start DATASET

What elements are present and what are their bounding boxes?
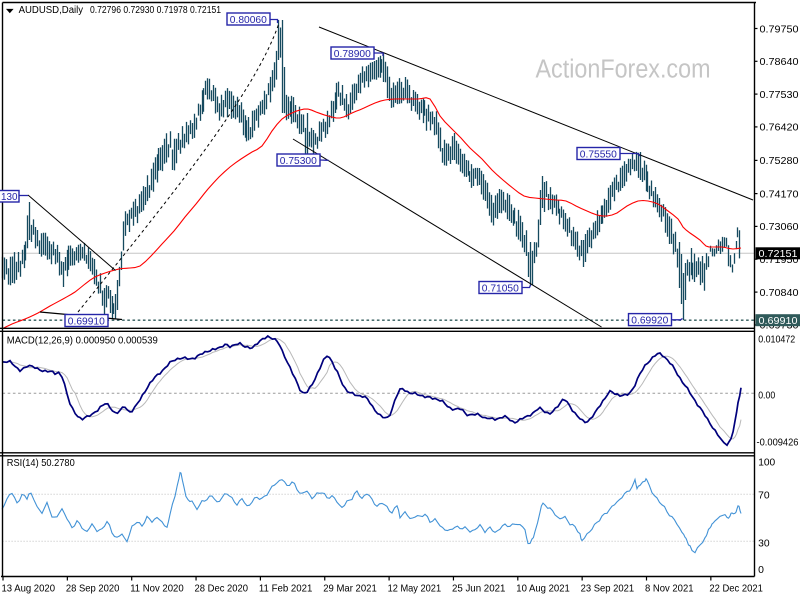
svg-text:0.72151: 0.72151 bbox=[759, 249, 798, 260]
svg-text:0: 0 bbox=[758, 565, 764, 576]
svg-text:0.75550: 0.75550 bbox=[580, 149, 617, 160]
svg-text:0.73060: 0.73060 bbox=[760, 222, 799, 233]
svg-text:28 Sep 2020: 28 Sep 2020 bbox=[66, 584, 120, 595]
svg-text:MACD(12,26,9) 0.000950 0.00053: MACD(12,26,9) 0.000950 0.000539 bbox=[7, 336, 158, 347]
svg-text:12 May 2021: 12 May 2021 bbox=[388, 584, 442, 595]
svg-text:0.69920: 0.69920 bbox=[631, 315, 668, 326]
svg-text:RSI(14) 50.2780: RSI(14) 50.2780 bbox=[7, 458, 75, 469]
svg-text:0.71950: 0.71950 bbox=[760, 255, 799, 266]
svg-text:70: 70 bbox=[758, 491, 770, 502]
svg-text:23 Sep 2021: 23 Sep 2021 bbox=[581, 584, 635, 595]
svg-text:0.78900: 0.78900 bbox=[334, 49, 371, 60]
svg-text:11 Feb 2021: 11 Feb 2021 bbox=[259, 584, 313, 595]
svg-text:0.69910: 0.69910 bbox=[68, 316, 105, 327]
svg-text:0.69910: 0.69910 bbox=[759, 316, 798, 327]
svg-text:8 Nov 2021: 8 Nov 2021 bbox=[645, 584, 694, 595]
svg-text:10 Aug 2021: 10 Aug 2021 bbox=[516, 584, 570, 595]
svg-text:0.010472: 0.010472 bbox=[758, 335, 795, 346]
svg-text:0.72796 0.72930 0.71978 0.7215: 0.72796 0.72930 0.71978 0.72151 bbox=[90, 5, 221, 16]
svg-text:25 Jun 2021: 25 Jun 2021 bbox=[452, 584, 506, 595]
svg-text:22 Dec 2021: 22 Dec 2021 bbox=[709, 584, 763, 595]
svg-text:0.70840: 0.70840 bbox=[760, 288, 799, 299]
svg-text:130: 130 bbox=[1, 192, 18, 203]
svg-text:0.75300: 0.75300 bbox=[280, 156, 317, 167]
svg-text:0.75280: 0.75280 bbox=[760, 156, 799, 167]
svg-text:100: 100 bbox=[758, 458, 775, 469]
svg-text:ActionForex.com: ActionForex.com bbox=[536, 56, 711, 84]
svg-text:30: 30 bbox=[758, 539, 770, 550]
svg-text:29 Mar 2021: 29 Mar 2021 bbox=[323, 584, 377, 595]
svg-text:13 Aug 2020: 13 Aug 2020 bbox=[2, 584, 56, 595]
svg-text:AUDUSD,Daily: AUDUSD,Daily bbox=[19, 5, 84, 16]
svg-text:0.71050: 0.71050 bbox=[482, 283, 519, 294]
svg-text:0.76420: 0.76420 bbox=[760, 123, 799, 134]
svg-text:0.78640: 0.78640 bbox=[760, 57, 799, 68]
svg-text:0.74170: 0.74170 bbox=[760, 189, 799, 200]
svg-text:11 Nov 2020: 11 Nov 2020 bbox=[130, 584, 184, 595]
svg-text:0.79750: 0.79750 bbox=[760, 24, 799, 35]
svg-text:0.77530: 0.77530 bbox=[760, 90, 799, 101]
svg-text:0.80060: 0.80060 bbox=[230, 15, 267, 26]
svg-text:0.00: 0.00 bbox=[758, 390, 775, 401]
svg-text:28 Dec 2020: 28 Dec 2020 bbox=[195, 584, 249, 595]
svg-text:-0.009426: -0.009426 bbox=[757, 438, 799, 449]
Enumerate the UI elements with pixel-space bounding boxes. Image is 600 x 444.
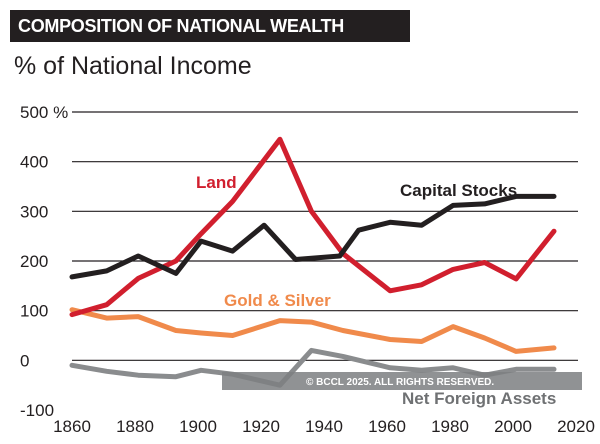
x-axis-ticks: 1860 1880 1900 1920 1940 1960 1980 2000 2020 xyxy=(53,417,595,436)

end DATASET

* [WORK INSTRUCTIONS]:
Please rewrite the rows from the line with "svg-text:0.72151: 0.72151 bbox=[759, 249, 798, 260]" up to and including the line with "svg-text:28 Sep 2020: 28", swapping "bbox" for "box" and leaving everything else unchanged.

* [ANSWER TO THIS PROBLEM]:
svg-text:0.72151: 0.72151 box=[759, 249, 798, 260]
svg-text:0: 0 box=[758, 565, 764, 576]
svg-text:0.75550: 0.75550 box=[580, 149, 617, 160]
svg-text:0.73060: 0.73060 box=[760, 222, 799, 233]
svg-text:28 Sep 2020: 28 Sep 2020 box=[66, 584, 120, 595]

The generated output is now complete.